Goal of the exercise.
Convert the entries from the first line through the line containing "candle-body xyxy=(416,133,422,139)" into a JSON list of strings, one string per line and no blank lines.

* begin Record list *

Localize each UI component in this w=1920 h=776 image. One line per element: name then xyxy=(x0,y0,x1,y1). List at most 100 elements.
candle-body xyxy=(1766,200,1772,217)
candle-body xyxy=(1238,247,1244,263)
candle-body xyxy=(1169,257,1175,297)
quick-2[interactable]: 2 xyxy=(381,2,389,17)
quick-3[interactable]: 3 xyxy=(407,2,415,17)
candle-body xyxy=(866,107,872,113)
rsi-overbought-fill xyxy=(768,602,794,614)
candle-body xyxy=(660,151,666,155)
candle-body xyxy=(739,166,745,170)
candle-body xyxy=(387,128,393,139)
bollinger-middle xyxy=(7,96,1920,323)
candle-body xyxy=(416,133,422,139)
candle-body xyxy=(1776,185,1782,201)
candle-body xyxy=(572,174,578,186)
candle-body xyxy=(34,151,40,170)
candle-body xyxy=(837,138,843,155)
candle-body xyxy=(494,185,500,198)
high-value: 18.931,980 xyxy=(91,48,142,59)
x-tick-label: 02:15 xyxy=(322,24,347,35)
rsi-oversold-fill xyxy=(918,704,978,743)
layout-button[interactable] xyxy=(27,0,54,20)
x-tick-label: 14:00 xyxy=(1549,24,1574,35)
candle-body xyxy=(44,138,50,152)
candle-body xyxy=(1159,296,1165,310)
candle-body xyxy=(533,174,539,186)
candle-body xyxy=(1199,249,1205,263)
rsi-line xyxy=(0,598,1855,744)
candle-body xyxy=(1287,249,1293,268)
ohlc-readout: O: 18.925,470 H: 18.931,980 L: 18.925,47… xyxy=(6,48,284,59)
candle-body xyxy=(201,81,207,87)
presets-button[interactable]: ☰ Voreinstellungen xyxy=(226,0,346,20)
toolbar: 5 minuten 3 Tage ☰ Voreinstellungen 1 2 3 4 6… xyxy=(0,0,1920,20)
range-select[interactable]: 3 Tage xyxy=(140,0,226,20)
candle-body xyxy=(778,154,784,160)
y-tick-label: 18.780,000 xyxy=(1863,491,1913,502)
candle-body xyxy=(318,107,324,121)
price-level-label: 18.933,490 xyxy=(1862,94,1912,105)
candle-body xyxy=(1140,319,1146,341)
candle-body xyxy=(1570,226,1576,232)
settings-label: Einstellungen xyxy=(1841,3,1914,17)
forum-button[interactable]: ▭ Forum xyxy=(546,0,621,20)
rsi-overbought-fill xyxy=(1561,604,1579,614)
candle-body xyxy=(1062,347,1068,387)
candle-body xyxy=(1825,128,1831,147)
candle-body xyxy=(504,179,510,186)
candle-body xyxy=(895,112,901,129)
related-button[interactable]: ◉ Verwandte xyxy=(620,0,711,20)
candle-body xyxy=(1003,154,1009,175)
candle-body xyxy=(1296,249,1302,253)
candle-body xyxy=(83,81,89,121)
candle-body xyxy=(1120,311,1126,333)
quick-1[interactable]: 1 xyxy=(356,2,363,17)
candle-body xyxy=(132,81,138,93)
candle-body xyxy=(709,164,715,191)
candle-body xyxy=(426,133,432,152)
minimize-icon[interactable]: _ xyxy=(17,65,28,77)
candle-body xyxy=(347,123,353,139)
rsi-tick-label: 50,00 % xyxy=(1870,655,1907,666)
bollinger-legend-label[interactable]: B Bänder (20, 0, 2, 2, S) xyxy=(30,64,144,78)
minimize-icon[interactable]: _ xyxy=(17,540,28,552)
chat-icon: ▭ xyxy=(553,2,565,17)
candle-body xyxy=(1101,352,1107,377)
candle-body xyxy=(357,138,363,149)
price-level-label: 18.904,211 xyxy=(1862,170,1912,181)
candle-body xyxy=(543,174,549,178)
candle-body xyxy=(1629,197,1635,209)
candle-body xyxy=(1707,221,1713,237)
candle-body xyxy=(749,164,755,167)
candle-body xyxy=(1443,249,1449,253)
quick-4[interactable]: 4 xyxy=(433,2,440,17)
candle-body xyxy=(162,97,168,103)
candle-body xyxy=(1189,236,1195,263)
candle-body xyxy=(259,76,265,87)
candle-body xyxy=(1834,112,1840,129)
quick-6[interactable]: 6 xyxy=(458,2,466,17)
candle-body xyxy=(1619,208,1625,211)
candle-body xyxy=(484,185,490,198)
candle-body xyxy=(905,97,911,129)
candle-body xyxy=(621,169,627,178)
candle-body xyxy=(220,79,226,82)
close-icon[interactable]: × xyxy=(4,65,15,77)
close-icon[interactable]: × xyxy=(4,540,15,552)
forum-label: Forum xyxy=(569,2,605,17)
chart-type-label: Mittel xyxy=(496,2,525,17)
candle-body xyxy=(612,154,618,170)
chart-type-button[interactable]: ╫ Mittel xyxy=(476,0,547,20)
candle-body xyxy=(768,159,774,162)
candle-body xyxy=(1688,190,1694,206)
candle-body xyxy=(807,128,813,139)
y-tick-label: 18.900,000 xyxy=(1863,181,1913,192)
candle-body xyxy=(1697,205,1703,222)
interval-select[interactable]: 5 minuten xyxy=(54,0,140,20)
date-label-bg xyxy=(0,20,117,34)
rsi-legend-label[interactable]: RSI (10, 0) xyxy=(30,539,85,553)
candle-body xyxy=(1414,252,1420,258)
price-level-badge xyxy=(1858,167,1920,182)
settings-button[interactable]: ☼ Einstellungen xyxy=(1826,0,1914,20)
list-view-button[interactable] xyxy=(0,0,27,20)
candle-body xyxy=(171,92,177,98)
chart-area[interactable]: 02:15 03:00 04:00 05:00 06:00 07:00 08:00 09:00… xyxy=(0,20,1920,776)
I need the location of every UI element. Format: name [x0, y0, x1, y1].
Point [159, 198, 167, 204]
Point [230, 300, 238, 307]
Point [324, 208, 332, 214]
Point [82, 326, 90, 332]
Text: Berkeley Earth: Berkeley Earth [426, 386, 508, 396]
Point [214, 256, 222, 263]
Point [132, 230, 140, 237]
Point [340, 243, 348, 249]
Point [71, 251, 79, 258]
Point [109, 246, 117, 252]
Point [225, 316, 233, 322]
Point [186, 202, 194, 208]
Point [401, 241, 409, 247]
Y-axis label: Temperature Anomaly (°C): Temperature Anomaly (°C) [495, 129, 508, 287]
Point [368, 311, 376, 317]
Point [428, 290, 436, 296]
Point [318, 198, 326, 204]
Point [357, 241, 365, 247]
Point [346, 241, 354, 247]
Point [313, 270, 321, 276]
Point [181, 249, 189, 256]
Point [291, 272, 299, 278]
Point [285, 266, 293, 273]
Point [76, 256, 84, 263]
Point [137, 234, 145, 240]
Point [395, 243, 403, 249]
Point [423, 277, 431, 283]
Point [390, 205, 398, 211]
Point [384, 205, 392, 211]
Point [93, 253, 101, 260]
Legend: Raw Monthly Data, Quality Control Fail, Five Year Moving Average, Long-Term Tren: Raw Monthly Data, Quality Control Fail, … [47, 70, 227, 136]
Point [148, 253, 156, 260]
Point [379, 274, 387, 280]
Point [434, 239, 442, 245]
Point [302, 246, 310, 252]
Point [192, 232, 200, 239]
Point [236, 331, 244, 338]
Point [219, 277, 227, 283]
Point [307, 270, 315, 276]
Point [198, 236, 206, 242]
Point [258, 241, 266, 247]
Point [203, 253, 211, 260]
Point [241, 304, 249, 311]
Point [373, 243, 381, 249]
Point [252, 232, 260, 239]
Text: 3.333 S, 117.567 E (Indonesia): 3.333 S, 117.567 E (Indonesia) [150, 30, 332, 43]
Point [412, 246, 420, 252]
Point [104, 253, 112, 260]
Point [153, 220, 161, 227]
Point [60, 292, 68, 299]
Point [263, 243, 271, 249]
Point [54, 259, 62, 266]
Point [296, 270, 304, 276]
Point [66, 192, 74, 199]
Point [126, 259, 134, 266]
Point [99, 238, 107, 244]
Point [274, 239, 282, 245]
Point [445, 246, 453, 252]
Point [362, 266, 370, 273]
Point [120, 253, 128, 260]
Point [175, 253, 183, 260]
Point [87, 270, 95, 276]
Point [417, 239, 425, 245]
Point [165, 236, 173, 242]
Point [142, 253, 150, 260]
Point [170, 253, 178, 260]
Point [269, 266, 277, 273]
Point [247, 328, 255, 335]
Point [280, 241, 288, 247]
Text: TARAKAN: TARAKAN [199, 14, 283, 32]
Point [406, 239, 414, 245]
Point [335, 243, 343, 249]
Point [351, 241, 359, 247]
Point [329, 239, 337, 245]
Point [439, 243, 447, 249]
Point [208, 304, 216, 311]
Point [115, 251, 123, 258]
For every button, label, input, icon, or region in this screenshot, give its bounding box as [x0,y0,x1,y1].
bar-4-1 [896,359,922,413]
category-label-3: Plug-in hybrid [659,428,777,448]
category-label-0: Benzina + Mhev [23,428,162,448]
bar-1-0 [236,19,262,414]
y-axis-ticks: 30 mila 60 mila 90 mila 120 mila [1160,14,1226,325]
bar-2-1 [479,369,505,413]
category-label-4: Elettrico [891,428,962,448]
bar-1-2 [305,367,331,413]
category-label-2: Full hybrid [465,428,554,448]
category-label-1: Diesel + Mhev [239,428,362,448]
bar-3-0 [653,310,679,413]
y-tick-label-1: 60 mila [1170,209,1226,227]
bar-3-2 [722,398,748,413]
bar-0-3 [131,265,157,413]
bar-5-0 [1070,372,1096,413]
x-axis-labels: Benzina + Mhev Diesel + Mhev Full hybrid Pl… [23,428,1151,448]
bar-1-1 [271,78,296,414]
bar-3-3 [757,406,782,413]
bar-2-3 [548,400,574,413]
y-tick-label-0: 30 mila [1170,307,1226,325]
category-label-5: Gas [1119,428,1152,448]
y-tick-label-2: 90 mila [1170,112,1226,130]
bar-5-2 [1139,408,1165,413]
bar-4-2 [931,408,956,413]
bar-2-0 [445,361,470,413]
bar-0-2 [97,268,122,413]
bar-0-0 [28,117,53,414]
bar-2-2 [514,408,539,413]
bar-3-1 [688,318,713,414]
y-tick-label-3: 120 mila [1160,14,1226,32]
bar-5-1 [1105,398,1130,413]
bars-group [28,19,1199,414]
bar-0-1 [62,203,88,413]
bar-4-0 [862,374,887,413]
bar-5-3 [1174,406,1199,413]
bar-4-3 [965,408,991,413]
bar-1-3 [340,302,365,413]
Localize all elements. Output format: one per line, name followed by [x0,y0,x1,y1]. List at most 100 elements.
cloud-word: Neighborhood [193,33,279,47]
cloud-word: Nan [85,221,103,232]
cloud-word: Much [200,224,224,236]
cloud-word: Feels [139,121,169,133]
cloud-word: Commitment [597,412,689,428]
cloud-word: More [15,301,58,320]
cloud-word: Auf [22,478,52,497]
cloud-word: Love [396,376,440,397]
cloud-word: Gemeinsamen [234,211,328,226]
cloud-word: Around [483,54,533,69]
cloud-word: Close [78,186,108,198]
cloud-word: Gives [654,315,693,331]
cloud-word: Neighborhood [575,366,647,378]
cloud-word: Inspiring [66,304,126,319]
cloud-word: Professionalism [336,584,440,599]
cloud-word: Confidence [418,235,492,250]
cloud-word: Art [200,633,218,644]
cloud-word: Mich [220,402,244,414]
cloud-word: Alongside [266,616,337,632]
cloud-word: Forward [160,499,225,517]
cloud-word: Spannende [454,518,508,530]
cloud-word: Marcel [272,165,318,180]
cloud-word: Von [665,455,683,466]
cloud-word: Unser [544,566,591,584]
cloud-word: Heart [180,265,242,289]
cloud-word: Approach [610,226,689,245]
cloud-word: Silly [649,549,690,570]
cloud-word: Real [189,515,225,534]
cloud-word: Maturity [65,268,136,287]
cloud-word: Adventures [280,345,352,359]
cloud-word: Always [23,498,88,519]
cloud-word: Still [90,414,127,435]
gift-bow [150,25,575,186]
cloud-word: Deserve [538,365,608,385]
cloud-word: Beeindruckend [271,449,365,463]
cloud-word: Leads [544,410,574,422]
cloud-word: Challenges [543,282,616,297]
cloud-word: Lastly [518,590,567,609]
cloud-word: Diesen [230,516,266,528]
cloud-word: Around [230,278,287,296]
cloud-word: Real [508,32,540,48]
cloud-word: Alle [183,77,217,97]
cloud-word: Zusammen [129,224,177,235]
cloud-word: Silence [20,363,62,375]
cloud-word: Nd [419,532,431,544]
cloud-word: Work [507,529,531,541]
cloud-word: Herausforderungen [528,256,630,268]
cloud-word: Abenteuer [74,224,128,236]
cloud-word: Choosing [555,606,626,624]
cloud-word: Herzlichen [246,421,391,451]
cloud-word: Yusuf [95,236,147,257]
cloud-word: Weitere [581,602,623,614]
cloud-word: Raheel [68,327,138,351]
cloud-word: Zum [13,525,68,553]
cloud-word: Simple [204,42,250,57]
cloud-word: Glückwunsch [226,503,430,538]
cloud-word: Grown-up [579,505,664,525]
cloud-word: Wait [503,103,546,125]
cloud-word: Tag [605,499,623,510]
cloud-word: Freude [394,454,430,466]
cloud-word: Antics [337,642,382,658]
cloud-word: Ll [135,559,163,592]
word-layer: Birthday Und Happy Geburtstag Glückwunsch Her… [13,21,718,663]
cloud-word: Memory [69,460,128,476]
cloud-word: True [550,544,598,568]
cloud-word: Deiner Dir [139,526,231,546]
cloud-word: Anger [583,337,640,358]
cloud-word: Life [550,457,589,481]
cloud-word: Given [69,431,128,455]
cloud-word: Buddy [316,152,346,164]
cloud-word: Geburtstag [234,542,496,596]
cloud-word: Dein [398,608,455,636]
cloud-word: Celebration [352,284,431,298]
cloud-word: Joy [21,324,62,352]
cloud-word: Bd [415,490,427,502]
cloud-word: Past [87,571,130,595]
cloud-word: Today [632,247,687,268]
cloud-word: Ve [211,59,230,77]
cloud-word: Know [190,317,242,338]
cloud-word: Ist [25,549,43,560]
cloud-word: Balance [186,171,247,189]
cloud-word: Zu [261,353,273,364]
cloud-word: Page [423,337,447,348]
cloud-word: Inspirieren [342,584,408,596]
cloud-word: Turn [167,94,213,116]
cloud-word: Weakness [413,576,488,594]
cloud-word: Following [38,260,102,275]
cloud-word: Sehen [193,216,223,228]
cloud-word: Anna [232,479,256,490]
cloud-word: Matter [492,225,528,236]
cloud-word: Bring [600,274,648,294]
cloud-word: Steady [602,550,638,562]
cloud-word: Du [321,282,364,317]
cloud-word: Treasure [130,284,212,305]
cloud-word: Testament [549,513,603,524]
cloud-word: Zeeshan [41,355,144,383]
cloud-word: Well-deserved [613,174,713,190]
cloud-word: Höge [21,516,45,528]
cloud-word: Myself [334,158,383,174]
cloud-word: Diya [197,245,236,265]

* end Record list *

The output.
[
  "Localize each UI component in this w=1920 h=776 image. One line per element: name then xyxy=(x0,y0,x1,y1). List at most 100 elements.",
  "candle-body xyxy=(1766,200,1772,217)",
  "candle-body xyxy=(1238,247,1244,263)",
  "candle-body xyxy=(1169,257,1175,297)",
  "quick-2[interactable]: 2 xyxy=(381,2,389,17)",
  "quick-3[interactable]: 3 xyxy=(407,2,415,17)",
  "candle-body xyxy=(866,107,872,113)",
  "rsi-overbought-fill xyxy=(768,602,794,614)",
  "candle-body xyxy=(660,151,666,155)",
  "candle-body xyxy=(739,166,745,170)",
  "candle-body xyxy=(387,128,393,139)",
  "bollinger-middle xyxy=(7,96,1920,323)",
  "candle-body xyxy=(416,133,422,139)"
]